-- WHAT IS NEEDED --
State how many lines of the records contain the string "一超直入如來地", and give no other information.

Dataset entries
###

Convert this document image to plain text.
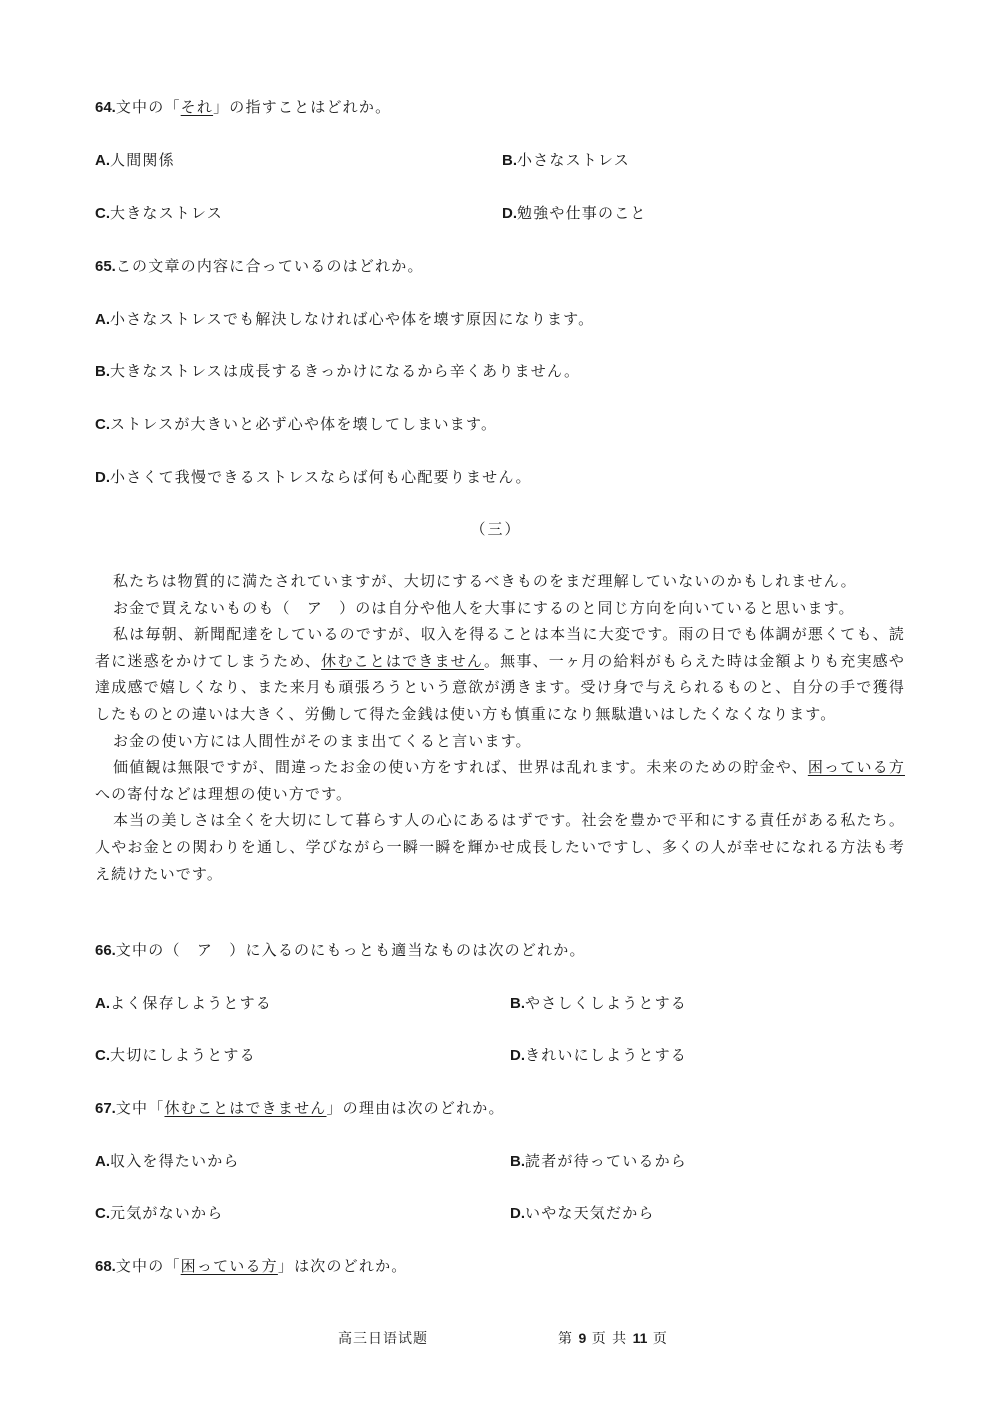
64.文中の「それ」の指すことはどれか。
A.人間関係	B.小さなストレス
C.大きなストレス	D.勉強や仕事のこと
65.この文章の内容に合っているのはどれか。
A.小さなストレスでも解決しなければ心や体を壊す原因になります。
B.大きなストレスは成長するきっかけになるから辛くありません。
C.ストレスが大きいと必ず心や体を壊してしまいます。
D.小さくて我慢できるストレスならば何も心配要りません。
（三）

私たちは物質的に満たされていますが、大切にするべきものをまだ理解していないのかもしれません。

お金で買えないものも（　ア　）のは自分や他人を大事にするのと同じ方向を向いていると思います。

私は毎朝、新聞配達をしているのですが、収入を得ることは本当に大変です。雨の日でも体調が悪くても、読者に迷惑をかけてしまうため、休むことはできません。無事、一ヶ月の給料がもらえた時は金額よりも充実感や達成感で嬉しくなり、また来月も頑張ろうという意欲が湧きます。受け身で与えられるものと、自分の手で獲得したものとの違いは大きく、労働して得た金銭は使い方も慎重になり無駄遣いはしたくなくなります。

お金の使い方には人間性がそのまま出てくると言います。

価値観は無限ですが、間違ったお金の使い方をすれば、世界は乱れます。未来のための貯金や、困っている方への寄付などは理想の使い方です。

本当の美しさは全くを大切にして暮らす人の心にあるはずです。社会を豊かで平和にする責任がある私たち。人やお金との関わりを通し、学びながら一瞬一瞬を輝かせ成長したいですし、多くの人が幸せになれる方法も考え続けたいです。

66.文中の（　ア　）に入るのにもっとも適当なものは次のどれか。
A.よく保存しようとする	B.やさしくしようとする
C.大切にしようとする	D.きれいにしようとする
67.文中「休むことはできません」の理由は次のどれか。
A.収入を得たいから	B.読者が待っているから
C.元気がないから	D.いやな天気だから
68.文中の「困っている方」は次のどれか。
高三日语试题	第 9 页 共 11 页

###

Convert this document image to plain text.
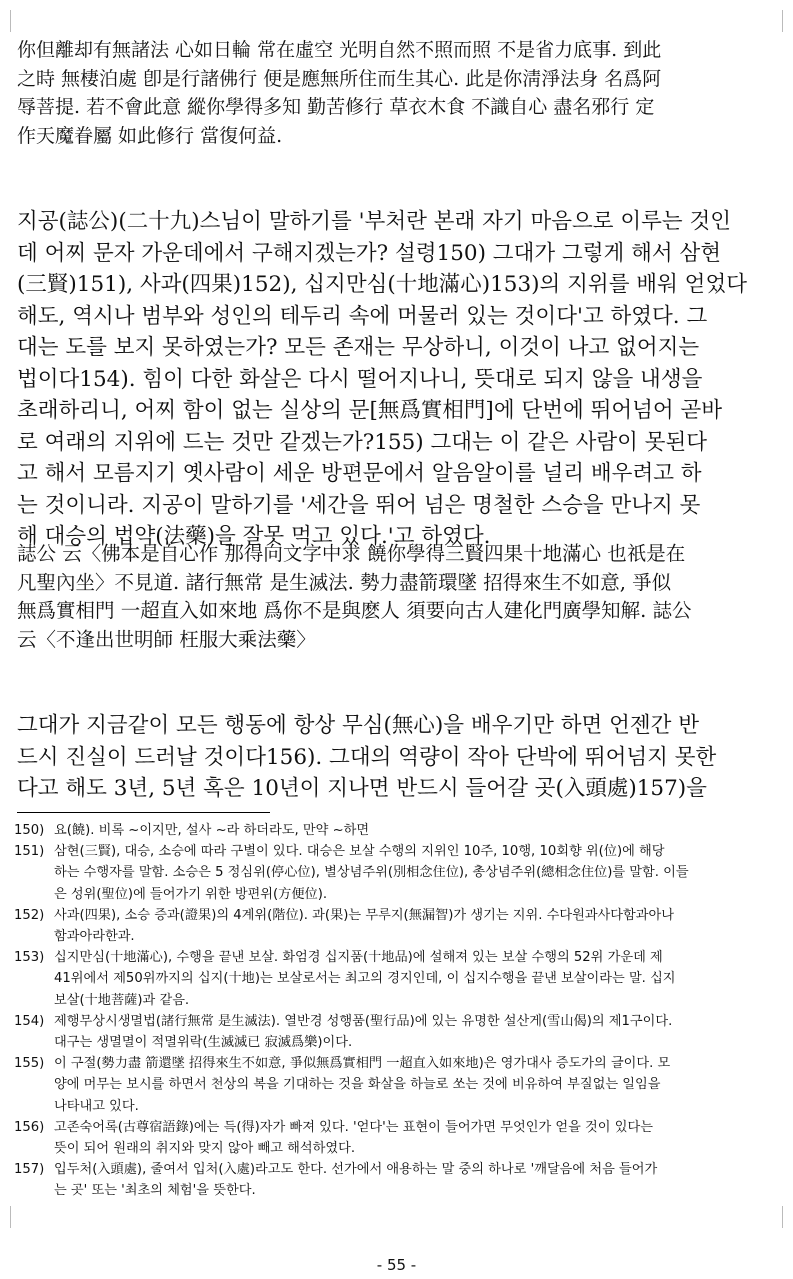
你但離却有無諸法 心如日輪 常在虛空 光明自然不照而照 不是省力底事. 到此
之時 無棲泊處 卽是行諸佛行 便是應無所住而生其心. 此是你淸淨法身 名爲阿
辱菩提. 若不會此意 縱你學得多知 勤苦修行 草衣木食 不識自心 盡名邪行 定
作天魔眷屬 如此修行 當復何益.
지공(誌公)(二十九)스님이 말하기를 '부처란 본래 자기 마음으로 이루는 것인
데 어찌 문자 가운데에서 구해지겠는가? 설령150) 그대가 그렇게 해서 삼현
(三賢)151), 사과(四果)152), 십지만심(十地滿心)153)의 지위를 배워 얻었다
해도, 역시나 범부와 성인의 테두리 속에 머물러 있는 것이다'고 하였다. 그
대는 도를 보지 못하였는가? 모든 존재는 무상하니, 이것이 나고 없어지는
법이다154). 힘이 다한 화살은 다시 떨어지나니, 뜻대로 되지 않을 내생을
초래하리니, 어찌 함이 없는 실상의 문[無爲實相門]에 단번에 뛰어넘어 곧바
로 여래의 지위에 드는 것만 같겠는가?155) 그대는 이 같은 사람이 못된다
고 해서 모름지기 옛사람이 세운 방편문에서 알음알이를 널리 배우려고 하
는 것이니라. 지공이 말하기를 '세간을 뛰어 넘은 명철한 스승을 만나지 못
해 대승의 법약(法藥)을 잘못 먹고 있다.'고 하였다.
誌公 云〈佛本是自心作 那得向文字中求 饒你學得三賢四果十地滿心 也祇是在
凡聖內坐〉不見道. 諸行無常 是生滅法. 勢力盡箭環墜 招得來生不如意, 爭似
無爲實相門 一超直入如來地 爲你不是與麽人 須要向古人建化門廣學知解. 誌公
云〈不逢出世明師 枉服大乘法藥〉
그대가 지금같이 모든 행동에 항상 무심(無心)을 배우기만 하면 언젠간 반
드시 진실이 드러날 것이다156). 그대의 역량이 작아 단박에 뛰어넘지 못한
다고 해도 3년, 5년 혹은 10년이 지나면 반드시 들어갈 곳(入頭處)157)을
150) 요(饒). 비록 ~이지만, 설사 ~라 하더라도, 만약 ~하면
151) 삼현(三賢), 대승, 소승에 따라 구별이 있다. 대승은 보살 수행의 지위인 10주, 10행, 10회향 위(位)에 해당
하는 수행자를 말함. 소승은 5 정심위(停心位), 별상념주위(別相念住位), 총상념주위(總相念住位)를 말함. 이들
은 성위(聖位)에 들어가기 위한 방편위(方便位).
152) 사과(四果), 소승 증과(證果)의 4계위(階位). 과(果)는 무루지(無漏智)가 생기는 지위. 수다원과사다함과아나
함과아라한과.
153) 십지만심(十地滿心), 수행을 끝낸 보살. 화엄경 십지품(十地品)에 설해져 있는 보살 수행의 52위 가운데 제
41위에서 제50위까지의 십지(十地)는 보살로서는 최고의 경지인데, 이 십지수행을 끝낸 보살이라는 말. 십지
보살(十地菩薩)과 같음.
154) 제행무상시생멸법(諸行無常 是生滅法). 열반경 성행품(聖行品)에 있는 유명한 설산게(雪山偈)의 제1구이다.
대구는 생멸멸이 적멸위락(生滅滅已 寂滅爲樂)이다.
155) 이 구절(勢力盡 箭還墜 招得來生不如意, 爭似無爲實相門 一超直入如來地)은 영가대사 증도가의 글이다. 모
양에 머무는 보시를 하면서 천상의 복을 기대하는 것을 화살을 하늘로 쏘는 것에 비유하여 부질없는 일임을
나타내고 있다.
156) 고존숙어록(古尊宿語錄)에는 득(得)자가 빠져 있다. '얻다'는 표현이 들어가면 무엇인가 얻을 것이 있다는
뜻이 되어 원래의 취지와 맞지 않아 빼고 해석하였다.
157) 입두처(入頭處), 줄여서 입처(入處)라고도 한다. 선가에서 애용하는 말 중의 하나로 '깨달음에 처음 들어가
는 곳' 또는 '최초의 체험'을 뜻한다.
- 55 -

###

-- RESPONSE FOR THIS EXERCISE --
2